→ Request 1
Answer these questions from the picture book text:
(a) In what year was Marie-Louise Fitzpatrick born?
(b) What age range does the Booklist Review give?
(c) What animal does the boy first see sitting on a brick wall?

======

Friends can be found in all sorts of places, if your imagination is big enough - in the yard, under the tree, by the pond. But as this handsome picture book shows, sometimes the best friend of all turns up when you least expect it.


Author Notes

Author and illustrator Marie-Louise Fitzpatrick was born in Dublin, Ireland in 1962. Some of her well-known works are Lizzy and Skunk; I'm a Tiger, Too!; You, Me and the Big Blue Sea; and The Long March. She has received numerous awards, including two Reading Association of Ireland Children's Book Awards, the Irish Children's Book Trust Book of the Decade Award, and two Bisto Merit Awards for best children's book. She lives in Ireland, but likes to travel and has visited Australia and the United States.

(Bowker Author Biography)


Reviews 3

Booklist Review

Ages 3-6. In a book about imagination and friendship, a young boy spies a cat sitting on a brick wall (behind it, children will notice a «For Sale» sign in the neighbors' yard). The boy asks the cat to play tigers with him, and off they go, play-acting. But the cat runs away. Then the boy sees a dog, and off they go to play wolves. As in Maurice Sendak's Where the Wild Things Are (1963), the ordinary world morphs into the landscapes of a youthful imagination--a jungle, a mountaintop, an ocean. But animal acquaintances keep leaving, and the boy is still lonely. When he meets the boy who has moved in next door and discovers someone like himself, a friendship blossoms and new adventures begin. Fitzpatrick's lovely, splashy watercolors add volumes of meaning to a simple text. Kathy Broderick.

======

→ Request 2
Transcribe the records from their first line up to and including the line containing "search-icon <box>250 17 266 33</box>".

======

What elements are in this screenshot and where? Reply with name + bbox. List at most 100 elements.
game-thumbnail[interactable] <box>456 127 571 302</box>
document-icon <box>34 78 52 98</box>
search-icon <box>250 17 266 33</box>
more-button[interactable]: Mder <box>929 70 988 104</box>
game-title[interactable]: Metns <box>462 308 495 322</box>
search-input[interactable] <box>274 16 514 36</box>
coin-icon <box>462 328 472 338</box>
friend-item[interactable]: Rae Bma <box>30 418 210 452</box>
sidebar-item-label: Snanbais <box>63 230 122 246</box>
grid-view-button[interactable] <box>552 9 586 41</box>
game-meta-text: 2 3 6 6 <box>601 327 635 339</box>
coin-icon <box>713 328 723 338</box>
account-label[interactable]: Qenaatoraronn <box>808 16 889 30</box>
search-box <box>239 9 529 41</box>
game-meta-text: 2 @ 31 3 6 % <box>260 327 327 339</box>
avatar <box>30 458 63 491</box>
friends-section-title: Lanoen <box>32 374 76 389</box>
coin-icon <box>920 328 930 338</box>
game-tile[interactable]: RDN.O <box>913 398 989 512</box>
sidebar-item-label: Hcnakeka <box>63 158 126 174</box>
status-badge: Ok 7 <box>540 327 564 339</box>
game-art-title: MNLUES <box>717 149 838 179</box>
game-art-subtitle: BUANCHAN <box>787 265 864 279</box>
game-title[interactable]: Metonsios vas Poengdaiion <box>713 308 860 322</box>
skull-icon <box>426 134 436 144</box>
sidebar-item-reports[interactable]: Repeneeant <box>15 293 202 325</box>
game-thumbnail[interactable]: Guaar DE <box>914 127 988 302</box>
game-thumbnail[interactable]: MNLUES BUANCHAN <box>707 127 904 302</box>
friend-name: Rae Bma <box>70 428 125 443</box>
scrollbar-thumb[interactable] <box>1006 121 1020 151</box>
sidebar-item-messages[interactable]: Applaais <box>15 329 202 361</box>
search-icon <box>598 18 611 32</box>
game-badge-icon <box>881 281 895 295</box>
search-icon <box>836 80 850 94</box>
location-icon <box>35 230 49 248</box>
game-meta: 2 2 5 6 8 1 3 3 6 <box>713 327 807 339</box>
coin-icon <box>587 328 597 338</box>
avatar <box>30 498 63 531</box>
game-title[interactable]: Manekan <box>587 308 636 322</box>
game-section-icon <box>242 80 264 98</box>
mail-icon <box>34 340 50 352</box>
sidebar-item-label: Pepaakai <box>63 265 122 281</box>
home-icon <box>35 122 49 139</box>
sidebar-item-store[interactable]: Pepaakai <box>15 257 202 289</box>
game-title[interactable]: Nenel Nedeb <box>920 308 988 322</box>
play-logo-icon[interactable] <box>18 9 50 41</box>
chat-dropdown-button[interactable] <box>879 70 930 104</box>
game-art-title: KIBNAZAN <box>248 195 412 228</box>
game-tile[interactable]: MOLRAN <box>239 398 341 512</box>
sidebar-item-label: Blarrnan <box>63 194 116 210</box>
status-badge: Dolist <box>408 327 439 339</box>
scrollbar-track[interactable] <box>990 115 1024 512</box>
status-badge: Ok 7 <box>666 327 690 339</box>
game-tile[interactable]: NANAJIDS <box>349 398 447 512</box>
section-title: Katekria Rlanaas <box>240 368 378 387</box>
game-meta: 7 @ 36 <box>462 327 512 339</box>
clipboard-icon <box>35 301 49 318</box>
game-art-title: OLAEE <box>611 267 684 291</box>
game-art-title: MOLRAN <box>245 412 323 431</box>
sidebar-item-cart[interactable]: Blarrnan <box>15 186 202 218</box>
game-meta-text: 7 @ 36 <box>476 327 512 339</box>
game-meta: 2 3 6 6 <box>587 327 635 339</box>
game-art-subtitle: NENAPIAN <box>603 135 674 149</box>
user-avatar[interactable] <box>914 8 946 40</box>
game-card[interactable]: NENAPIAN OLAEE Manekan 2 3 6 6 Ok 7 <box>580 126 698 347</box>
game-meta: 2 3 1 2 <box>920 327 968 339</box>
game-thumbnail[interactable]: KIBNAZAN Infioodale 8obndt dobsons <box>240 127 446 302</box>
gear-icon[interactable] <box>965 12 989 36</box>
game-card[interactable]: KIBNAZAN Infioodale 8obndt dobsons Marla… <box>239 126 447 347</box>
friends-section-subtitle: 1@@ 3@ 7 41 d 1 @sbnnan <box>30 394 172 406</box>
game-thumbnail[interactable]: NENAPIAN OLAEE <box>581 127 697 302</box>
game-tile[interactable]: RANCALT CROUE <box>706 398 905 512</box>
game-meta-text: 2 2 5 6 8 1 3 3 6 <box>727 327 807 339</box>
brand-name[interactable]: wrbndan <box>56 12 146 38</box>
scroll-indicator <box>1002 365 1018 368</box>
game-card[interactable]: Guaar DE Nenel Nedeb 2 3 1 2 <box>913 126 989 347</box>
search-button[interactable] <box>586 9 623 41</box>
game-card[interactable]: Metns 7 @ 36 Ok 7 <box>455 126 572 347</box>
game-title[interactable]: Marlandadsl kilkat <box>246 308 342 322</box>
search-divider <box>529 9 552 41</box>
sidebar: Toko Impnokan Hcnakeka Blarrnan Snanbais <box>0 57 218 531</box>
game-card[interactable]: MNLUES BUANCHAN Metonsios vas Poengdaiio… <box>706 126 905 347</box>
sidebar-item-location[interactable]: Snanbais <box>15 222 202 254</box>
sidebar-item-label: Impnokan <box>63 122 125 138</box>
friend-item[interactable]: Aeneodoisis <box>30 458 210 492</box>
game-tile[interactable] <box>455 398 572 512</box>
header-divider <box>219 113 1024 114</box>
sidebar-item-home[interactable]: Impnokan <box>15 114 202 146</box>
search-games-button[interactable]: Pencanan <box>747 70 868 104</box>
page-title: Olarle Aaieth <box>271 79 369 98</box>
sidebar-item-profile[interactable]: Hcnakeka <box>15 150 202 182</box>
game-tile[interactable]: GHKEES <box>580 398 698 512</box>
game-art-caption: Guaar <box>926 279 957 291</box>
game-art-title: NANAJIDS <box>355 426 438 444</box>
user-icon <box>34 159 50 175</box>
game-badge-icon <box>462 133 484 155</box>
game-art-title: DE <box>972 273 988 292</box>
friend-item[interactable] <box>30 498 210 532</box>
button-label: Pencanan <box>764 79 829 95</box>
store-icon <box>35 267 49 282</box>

======

→ Final result 1
(a) 1962
(b) Ages 3-6
(c) A cat

→ Final result 2
What elements are in this screenshot and where? Reply with name + bbox. List at most 100 elements.
game-thumbnail[interactable] <box>456 127 571 302</box>
document-icon <box>34 78 52 98</box>
search-icon <box>250 17 266 33</box>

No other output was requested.